- **Document passage**:
Sunday, May 18, 2008

Common Pain


Stood outside in the pouring rain
Different People with a common pain
A simple box in the hard red clay
where we left him to always remain
-Ryan Long
-


This verse hits me hard every time I listen to this song. I think about the concept of common pain a lot. It seems to me that more often than not what we have in common with those around us is the way we've hurt. I think we shy away from those conversations because they make us uncomfortable and that bothers me because in my experience that only way to deal with pain is drown it in community. I can't imagine hurting alone, I think most hurt comes from being or feeling alone.

My mom has no feeling in her fingers, she can't. She takes things out of the oven with her bare hands. I apparently saw her do things like that too much growing up and not long after I got married it bit me. My wife and I had been slow cooking a roast all day and she asked me to take it out of the cooker. Now, I had seen my mom take a roast out of the cooker like a million times and she never used a pot holder. I grabbed the lid on the cooker and it burnt the crap out of my finger tips, but what hurt worse was the steam that came rushing out when I picked the lid up, it burnt the entire back of my hand. It hurt, bad. The thing is, looking back on it I have trouble really remembering the feeling. I know it hurt, but I don't hurt now thinking about it. That is the chief difference between physical and emotional pain.

- **Written instruction 1**: In the blog post about common pain, what burned the entire back of the writer's hand?
- **Written instruction 2**: Write a continuation of the blog post about common pain, picking up after its final sentence.

(Rows from a dataset)
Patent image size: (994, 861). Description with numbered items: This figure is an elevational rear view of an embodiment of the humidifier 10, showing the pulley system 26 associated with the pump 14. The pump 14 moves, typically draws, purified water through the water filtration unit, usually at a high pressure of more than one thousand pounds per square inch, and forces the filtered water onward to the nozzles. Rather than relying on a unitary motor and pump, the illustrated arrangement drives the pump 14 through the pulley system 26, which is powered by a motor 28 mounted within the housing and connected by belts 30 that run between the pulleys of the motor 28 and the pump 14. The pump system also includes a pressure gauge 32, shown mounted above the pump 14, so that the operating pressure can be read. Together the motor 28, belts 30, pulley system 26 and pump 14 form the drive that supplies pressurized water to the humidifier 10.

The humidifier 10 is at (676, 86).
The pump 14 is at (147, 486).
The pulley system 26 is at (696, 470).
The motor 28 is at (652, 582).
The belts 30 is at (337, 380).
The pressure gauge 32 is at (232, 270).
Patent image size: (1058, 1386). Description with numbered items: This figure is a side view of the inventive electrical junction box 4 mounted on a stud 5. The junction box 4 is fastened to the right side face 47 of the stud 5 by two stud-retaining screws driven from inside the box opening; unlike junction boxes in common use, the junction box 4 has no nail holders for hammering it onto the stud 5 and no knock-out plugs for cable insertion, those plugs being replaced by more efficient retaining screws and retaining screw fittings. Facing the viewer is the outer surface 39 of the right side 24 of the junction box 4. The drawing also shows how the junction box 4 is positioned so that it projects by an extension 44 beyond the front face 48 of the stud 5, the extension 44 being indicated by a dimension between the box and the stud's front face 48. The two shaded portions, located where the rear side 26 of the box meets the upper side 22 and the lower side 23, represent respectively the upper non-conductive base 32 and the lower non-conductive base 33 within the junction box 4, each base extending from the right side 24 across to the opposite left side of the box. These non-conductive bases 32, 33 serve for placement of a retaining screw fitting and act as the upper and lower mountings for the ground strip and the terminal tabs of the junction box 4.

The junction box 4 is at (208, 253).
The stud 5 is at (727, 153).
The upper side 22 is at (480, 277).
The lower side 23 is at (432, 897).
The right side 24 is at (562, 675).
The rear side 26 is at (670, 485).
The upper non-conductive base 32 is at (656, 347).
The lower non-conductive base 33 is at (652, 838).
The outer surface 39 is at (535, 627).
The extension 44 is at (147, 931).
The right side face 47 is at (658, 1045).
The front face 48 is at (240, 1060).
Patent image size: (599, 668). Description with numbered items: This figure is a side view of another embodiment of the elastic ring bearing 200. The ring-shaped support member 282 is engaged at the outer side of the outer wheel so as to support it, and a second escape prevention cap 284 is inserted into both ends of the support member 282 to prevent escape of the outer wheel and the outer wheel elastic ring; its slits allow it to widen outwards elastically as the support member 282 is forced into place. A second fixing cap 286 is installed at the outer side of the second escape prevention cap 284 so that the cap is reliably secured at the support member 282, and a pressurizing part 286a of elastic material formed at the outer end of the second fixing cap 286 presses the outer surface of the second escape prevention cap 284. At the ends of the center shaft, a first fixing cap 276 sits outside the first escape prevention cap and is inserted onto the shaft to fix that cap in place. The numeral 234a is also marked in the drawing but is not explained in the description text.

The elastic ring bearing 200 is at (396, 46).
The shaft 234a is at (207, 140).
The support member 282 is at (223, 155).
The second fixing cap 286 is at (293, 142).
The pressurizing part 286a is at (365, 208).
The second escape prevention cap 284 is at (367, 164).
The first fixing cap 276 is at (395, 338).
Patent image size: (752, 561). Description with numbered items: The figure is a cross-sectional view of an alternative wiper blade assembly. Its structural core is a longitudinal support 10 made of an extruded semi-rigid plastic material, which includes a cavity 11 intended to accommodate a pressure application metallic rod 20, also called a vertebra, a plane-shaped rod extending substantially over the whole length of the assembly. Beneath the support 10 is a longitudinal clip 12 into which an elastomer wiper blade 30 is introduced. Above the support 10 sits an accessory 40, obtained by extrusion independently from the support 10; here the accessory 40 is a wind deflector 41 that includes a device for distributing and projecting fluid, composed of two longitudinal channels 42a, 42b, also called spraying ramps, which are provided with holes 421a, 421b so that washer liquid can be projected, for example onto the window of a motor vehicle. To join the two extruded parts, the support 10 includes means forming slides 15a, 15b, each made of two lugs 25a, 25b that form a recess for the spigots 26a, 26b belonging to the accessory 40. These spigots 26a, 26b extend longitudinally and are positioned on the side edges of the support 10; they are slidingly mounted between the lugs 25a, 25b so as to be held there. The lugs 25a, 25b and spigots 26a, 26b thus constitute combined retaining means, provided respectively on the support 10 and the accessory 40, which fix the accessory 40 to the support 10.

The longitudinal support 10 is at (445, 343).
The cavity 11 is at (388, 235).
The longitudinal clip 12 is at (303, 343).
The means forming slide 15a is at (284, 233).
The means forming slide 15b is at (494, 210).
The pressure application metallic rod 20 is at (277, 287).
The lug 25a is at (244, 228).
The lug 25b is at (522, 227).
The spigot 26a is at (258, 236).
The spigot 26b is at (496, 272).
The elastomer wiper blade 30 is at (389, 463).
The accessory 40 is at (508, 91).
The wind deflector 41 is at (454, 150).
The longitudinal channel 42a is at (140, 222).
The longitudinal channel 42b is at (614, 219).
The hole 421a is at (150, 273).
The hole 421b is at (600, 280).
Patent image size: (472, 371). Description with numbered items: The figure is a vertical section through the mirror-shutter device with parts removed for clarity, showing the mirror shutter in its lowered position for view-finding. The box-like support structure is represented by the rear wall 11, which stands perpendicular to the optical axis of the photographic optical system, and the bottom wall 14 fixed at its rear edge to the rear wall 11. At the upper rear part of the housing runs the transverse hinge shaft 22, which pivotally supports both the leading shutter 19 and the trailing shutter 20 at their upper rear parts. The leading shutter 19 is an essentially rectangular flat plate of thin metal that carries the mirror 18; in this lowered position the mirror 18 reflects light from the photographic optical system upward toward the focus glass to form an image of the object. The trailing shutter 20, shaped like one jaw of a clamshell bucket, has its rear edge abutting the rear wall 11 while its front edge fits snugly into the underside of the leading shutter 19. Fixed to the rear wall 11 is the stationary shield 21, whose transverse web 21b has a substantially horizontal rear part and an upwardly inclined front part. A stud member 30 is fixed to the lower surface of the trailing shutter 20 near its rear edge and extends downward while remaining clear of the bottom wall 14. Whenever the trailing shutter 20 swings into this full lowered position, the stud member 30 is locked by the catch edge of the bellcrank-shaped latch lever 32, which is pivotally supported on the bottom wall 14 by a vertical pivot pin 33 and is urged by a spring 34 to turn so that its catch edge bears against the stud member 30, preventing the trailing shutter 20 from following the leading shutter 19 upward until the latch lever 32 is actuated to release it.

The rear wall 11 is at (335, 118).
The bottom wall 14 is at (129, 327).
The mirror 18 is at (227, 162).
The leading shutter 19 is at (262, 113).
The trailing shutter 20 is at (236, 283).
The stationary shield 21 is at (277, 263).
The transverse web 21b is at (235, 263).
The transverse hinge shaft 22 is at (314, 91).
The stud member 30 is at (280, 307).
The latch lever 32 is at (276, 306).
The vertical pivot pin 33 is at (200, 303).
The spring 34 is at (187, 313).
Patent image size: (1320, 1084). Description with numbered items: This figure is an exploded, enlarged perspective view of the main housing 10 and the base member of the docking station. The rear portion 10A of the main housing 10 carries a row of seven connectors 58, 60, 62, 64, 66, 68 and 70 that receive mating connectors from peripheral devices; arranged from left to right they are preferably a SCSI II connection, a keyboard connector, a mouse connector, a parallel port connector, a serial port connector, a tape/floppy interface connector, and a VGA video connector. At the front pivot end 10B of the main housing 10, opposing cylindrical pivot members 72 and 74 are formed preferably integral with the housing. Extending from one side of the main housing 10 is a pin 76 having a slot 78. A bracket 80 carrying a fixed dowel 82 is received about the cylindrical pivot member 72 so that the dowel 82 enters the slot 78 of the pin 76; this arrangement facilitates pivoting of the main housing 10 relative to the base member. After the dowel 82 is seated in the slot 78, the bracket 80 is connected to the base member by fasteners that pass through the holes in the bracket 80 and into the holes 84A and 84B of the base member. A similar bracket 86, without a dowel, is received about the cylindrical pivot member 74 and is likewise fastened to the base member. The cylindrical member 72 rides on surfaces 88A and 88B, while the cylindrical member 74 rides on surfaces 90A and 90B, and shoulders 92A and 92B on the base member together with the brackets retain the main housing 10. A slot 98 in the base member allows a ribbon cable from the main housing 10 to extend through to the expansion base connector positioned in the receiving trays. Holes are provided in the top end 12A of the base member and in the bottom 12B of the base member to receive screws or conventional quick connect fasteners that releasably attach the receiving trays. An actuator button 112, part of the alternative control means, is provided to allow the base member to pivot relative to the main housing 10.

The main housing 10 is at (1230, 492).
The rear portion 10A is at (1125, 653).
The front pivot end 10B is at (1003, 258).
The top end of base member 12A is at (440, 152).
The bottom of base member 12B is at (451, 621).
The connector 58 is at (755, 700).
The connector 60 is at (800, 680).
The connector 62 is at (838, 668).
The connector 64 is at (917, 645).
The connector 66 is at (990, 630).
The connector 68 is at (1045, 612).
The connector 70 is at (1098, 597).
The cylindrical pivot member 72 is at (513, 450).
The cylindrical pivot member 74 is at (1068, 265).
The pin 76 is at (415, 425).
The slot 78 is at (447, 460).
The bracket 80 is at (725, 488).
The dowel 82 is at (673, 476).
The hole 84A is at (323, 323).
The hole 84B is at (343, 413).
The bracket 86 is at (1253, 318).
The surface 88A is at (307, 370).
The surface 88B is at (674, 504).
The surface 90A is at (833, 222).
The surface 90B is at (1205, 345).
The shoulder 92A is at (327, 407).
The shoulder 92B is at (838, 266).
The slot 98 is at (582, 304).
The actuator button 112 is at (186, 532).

- **Exercise response 1**: The steam that rushed out when the writer lifted the lid of the cooker.

- **Exercise response 2**:
I think those preachers who talk constantly about hell in order to scare people into salvation are focusing on the wrong aspect of hell. It would suck to burn for eternity, but I think the thing that makes hell, hell is the separation from God. Being burnt is bad, being utterly alone is worse. Its like the fiery furnace those guys in the old testament were thrown in. I imagine that was as close a representation of physical hell as there as ever been. The thing that kept it form being painful was the presence of God.

I once heard a very smart pastor say that the two things that most deeply penetrate the heart of man are beauty and pain. I think I only partly agree with that, it seems to me that pain is just the absence of beauty. Like dark is the absence of light or cold is the absence of heat. I think that in a fallen world pain is the default. A heart that wasn't created for this world hurts when the world is all it has. The things of God -community, fellowship, love - infuse our hearts with beauty. In His absence there is only pain.

I'm constantly amazed by our (my) ability to love. We can love so hard and so completely that the recipient of that loves becomes a part of us. That's both beautiful and dangerous. I think its a beautiful picture of the trinity. I think we can love like that because we were created in the image of a God that loves like that. The problem is that we often (and should) love people that aren't going to be around forever. We are going to have to say goodbye. I've often thought that fellowship and community are all I currently know of heaven. I'm thankful that goodbye is all I'll ever know of hell.




Tuesday, May 13, 2008

Family


...let your love cover me
like a pair of angel's wings
You are my family.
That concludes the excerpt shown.